§ Instructions for the task: Give the number of lines that include the word "this", nothing more.

==================================================

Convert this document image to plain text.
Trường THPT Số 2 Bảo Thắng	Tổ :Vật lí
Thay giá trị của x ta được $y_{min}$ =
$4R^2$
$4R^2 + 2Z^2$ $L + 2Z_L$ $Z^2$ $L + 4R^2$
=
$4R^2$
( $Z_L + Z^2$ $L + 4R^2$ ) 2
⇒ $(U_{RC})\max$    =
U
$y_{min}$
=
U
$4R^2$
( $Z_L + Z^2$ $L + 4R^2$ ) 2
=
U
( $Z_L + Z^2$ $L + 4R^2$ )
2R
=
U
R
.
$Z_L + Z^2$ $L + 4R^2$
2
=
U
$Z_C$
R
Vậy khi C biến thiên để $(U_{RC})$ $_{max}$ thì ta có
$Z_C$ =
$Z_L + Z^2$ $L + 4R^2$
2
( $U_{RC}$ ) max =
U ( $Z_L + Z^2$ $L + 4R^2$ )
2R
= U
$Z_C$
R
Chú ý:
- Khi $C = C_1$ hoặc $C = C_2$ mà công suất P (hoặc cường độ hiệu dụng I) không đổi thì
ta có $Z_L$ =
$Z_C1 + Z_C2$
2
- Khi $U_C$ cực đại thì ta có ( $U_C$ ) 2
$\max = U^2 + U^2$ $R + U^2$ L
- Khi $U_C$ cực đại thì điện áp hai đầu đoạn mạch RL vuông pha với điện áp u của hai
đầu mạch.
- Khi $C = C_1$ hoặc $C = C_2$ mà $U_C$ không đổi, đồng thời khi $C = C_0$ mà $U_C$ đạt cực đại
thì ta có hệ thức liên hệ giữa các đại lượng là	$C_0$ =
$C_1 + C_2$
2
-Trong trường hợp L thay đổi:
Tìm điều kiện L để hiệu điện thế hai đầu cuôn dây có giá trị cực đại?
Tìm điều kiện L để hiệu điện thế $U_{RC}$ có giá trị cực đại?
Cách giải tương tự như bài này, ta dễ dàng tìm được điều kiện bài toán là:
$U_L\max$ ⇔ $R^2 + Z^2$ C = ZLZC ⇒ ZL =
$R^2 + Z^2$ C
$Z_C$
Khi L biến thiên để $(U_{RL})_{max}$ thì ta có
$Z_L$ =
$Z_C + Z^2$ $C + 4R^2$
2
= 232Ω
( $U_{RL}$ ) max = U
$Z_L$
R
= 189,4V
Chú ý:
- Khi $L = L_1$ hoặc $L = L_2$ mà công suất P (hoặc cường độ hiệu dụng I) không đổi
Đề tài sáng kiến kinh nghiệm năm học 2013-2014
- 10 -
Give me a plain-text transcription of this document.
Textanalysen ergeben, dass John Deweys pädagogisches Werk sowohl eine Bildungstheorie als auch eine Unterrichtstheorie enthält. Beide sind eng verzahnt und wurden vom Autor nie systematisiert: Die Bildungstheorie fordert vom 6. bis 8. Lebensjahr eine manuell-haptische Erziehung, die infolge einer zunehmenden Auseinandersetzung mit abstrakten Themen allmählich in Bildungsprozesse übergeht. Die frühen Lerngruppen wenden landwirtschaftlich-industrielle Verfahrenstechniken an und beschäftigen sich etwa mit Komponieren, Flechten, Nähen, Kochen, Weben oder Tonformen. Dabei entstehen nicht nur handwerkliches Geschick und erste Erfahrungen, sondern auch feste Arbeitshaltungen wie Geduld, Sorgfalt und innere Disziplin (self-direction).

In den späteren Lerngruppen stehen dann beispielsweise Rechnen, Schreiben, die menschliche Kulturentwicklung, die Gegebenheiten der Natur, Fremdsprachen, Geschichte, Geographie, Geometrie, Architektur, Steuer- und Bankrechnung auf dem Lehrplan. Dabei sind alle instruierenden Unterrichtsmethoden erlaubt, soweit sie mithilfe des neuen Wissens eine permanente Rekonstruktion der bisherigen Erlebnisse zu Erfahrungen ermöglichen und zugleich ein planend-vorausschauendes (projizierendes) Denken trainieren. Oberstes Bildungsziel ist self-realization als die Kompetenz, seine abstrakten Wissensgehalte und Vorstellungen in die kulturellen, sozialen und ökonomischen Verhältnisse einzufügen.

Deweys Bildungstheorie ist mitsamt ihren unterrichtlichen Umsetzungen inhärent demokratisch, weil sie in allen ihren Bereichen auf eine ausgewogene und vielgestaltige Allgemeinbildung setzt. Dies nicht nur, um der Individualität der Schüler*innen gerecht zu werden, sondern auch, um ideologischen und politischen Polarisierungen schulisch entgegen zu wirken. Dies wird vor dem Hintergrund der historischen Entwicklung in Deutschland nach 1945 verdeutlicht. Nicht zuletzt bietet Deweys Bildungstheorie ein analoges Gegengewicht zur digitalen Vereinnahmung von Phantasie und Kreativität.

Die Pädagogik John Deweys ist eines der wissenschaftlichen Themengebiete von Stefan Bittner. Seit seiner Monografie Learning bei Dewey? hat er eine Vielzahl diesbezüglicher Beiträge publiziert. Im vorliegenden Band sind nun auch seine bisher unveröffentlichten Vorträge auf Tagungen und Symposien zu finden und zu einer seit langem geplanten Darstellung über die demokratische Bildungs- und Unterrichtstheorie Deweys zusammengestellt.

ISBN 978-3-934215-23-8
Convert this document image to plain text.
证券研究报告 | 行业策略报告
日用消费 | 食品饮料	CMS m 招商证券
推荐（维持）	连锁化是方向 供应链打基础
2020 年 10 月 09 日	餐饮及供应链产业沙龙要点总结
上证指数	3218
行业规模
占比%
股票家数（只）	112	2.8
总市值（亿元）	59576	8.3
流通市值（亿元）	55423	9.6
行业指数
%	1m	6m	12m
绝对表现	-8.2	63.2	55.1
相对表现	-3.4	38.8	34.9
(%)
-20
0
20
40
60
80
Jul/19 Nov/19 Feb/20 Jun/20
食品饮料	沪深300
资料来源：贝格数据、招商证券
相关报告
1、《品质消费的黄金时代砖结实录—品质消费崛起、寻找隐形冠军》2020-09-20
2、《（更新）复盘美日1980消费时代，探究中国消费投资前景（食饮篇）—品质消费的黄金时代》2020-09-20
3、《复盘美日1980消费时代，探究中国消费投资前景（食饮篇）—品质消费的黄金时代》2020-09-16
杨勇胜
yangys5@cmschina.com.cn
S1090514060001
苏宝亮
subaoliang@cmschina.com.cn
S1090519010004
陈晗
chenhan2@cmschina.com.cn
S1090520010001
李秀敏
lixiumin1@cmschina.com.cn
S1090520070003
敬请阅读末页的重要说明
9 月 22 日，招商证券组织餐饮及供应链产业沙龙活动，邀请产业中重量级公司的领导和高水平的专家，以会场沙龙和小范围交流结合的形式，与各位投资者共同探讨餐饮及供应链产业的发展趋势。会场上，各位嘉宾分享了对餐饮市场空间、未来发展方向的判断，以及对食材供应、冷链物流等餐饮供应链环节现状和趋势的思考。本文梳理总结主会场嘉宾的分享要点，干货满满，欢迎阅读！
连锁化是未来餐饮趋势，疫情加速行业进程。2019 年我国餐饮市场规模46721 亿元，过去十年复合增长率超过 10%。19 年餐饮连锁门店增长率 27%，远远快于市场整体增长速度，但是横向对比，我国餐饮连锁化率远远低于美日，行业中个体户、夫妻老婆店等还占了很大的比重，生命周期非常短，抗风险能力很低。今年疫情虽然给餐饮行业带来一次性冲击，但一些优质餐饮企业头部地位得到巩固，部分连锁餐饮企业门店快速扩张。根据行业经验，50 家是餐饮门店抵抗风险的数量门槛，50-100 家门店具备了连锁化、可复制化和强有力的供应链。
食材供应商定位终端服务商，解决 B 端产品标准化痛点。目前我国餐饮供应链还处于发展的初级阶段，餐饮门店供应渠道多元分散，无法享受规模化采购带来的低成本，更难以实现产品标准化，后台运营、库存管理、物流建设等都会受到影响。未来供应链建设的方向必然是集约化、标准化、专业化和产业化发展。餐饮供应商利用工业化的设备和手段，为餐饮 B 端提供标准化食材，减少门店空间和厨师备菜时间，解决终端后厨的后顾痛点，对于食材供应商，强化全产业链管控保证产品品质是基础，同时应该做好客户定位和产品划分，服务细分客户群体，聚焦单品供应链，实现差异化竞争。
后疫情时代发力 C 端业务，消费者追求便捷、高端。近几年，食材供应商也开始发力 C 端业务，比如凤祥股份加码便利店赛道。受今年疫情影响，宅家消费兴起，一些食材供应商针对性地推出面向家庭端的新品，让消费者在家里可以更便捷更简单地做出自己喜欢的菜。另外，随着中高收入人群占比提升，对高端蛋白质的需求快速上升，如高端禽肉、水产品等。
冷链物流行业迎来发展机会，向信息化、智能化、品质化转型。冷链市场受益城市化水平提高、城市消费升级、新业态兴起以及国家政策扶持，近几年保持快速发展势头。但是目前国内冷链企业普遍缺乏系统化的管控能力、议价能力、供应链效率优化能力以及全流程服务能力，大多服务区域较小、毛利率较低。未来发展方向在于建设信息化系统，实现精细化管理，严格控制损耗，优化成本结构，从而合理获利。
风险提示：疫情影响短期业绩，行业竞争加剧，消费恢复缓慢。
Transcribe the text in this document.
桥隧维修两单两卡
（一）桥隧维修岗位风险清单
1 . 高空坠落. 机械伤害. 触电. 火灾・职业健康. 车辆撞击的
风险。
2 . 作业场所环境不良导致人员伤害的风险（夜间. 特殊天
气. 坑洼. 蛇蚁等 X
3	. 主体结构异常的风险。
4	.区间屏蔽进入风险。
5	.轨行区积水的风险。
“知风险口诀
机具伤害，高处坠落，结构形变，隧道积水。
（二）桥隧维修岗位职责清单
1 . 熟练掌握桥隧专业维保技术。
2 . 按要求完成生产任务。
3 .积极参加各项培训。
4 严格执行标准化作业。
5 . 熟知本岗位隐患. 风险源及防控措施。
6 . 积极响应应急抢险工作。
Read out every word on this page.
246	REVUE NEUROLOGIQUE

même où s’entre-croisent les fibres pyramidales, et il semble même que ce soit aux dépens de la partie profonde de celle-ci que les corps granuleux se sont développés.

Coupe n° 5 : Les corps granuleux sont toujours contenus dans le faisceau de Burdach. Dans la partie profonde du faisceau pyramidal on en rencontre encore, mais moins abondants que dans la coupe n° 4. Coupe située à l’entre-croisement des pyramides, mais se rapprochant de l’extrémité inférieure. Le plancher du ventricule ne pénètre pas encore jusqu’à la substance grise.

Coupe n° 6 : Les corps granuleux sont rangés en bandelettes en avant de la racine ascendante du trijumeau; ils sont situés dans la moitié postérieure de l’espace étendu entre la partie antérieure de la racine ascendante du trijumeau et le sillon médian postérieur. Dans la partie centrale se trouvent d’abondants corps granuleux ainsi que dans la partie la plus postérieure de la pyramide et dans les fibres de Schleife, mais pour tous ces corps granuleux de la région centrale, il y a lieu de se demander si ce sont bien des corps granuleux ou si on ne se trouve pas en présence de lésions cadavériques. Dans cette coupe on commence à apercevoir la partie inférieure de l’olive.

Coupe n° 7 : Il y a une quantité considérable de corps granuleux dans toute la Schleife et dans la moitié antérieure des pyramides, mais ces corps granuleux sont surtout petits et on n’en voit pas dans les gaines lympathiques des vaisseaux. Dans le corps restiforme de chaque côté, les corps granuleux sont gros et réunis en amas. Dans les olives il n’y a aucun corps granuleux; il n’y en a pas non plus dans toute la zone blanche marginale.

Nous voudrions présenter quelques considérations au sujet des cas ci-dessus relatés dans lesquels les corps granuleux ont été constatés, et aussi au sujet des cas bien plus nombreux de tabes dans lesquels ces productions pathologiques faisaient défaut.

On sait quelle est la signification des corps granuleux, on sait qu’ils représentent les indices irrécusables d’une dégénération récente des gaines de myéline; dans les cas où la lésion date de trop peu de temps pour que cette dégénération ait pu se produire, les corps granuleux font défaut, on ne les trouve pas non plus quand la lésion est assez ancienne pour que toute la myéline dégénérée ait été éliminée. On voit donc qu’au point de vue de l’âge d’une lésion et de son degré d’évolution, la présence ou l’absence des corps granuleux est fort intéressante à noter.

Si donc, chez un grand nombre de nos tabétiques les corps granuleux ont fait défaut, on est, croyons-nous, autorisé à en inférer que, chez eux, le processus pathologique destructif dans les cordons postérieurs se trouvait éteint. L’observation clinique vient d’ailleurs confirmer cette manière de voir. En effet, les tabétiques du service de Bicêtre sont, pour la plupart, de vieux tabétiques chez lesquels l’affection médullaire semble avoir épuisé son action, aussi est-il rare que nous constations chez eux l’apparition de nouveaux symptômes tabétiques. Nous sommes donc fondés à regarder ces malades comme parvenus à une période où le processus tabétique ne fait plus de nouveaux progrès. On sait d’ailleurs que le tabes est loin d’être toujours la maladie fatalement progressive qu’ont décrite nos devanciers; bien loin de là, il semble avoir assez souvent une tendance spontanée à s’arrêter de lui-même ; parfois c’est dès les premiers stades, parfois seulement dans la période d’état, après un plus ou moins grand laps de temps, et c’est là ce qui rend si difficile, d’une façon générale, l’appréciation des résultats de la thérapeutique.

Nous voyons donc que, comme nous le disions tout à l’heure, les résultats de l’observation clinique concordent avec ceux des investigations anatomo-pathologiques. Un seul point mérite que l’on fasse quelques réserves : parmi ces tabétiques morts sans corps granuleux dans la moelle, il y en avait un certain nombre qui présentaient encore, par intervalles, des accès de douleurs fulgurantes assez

==================================================

§ Expected answer: 5